◆ Dataset entries:
* * * * *

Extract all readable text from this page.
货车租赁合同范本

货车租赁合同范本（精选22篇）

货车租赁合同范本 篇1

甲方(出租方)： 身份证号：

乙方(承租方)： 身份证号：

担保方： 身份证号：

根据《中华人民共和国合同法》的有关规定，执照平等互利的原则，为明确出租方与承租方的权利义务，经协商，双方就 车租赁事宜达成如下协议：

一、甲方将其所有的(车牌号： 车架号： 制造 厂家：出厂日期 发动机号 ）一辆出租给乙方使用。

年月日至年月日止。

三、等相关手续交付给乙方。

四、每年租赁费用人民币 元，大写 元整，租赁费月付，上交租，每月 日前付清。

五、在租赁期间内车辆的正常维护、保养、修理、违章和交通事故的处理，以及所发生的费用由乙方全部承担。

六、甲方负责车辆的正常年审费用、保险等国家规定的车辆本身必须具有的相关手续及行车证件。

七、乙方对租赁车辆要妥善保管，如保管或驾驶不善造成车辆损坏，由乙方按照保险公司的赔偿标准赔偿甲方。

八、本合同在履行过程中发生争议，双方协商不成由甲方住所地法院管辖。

* * * * *

◆ Exercise brief: Make a verbatim copy of every entry shown above.

◆ Completed task:
Extract all readable text from this page.
货车租赁合同范本

货车租赁合同范本（精选22篇）

货车租赁合同范本 篇1

甲方(出租方)： 身份证号：

乙方(承租方)： 身份证号：

担保方： 身份证号：

根据《中华人民共和国合同法》的有关规定，执照平等互利的原则，为明确出租方与承租方的权利义务，经协商，双方就 车租赁事宜达成如下协议：

一、甲方将其所有的(车牌号： 车架号： 制造 厂家：出厂日期 发动机号 ）一辆出租给乙方使用。

年月日至年月日止。

三、等相关手续交付给乙方。

四、每年租赁费用人民币 元，大写 元整，租赁费月付，上交租，每月 日前付清。

五、在租赁期间内车辆的正常维护、保养、修理、违章和交通事故的处理，以及所发生的费用由乙方全部承担。

六、甲方负责车辆的正常年审费用、保险等国家规定的车辆本身必须具有的相关手续及行车证件。

七、乙方对租赁车辆要妥善保管，如保管或驾驶不善造成车辆损坏，由乙方按照保险公司的赔偿标准赔偿甲方。

八、本合同在履行过程中发生争议，双方协商不成由甲方住所地法院管辖。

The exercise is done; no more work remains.